_A run of records_.
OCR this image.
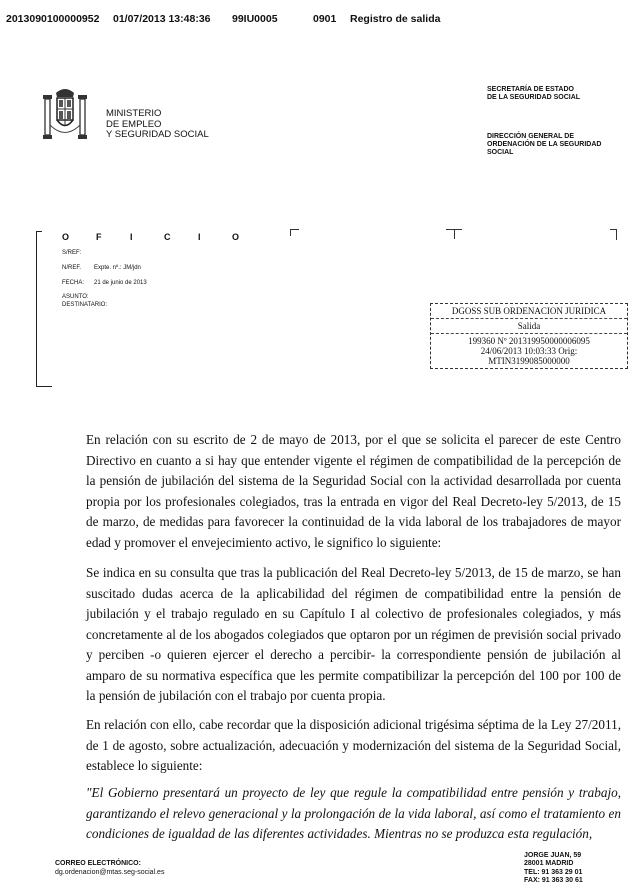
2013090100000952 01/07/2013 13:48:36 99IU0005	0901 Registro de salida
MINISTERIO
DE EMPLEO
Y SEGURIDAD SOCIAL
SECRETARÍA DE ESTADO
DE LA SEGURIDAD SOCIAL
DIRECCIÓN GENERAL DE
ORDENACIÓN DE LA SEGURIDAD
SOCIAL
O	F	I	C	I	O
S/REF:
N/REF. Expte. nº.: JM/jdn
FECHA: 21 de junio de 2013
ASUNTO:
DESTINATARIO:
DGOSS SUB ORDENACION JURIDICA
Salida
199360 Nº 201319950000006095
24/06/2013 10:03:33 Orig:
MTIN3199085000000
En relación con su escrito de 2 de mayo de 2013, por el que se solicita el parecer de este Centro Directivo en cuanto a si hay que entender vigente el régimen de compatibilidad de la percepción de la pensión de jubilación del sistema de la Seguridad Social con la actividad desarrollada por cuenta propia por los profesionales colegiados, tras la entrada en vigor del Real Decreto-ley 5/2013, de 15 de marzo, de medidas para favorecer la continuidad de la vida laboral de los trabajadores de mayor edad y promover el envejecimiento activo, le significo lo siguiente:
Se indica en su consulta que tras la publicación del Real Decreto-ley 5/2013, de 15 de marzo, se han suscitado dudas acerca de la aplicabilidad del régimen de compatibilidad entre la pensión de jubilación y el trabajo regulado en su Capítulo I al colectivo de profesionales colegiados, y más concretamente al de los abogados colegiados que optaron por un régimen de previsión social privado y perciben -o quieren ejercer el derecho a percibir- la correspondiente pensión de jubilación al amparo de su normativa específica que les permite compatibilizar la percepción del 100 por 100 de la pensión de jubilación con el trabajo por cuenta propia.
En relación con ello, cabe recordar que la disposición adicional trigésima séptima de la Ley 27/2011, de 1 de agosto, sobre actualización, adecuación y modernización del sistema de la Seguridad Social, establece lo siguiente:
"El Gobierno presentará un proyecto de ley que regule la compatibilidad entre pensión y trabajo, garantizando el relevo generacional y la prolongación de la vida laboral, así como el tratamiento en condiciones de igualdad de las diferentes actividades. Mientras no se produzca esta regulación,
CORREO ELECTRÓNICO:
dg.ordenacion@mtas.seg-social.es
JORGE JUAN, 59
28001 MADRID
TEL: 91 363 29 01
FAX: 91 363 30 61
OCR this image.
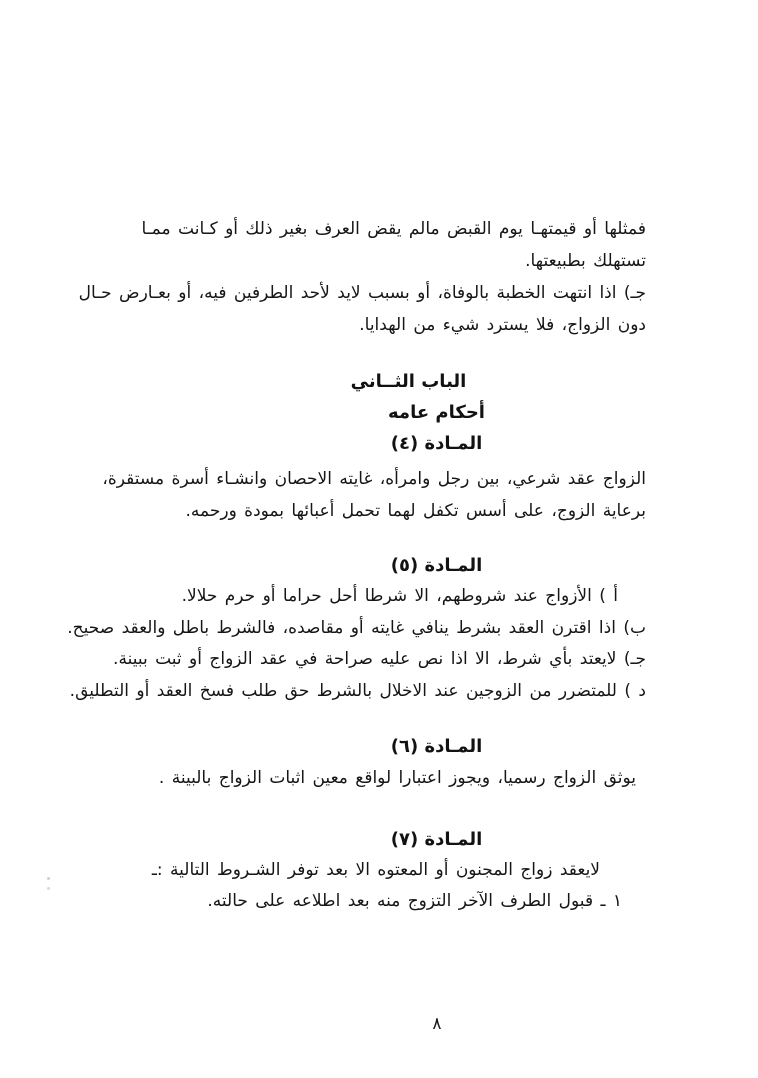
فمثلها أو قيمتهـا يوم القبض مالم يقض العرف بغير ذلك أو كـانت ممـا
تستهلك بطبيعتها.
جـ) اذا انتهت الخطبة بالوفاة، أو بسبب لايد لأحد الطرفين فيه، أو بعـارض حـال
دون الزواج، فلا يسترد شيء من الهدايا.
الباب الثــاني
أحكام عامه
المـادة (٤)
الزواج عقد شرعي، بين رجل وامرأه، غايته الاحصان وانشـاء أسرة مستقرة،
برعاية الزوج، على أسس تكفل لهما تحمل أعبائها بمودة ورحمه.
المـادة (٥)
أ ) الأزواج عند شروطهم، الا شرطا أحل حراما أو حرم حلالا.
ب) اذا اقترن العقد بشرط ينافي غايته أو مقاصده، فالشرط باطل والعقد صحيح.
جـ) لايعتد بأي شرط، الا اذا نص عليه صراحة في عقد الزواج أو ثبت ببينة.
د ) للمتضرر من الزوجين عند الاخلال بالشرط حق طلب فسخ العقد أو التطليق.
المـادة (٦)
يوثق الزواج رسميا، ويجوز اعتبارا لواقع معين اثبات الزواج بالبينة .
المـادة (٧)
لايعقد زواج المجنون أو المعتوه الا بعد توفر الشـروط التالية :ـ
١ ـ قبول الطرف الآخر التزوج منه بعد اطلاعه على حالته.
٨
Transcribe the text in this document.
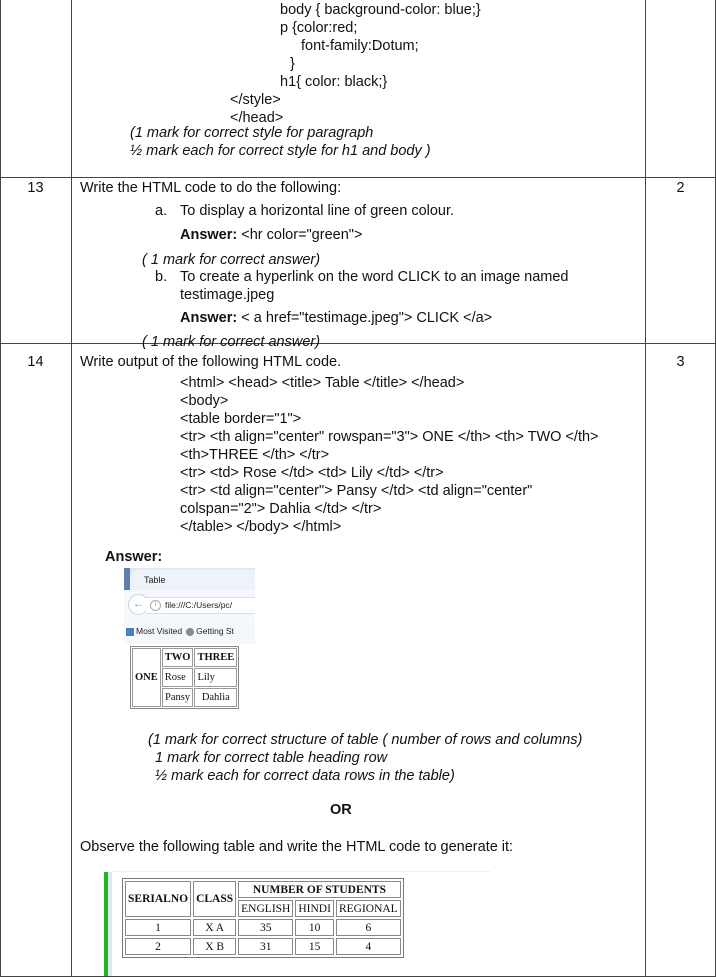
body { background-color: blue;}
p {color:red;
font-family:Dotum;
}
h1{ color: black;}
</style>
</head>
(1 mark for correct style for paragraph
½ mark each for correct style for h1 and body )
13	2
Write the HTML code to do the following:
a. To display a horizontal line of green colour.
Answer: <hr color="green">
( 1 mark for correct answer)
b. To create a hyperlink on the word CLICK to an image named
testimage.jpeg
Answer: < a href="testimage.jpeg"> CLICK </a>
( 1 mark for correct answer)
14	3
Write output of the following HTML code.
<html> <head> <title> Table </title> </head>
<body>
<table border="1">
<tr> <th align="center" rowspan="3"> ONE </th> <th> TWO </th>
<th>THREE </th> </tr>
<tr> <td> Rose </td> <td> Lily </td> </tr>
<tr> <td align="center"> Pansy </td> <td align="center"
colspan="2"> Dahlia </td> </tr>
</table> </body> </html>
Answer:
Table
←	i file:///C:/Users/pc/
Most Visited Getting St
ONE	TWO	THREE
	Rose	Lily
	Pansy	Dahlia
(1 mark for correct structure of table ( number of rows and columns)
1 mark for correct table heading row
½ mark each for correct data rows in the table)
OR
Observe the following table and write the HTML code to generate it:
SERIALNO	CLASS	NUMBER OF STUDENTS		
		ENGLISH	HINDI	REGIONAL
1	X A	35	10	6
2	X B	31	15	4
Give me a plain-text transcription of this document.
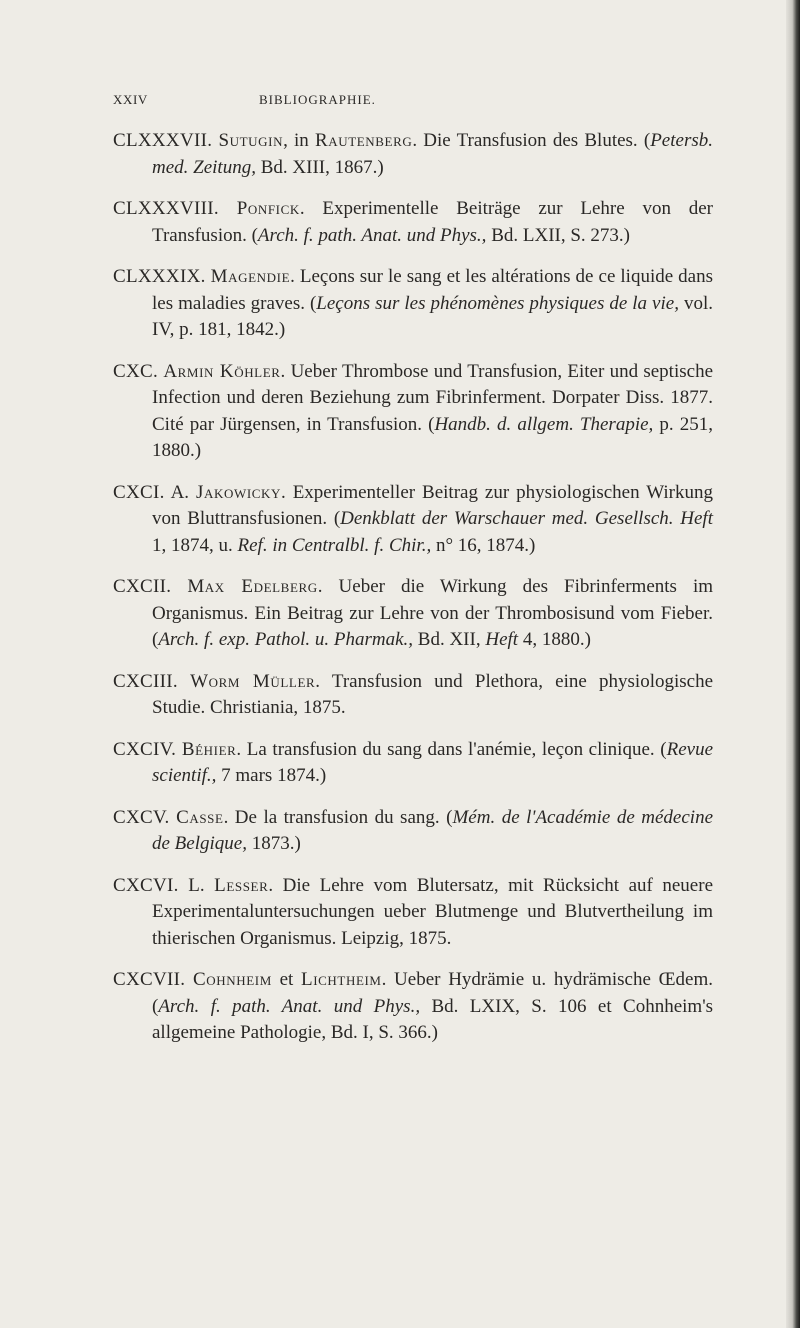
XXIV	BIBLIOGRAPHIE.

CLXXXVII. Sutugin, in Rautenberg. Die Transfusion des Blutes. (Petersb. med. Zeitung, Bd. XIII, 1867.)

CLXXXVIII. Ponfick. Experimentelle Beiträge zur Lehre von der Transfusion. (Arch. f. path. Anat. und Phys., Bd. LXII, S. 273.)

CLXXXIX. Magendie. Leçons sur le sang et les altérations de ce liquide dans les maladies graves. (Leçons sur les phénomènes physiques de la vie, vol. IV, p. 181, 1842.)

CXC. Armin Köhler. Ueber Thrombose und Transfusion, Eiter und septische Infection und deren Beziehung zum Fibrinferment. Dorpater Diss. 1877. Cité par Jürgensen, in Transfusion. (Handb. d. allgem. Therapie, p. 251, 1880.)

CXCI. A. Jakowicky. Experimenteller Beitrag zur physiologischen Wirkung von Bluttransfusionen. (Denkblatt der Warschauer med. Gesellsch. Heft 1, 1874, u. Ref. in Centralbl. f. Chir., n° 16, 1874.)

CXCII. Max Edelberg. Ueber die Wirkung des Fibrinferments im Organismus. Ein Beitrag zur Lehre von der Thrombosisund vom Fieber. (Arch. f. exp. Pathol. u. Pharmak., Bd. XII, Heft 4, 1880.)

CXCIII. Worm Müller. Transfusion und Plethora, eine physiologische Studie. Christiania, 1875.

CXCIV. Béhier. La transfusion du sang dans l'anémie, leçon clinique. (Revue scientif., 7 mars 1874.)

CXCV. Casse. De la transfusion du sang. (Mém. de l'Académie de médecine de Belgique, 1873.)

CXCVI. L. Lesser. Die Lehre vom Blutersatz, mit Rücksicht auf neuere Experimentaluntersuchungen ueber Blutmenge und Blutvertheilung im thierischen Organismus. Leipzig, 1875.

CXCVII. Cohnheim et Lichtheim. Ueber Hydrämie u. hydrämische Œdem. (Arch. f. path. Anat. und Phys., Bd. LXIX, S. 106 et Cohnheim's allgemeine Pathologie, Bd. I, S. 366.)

_What is expected_.
Give only the count of lines in which the string "mark" appears.

_Output_.
7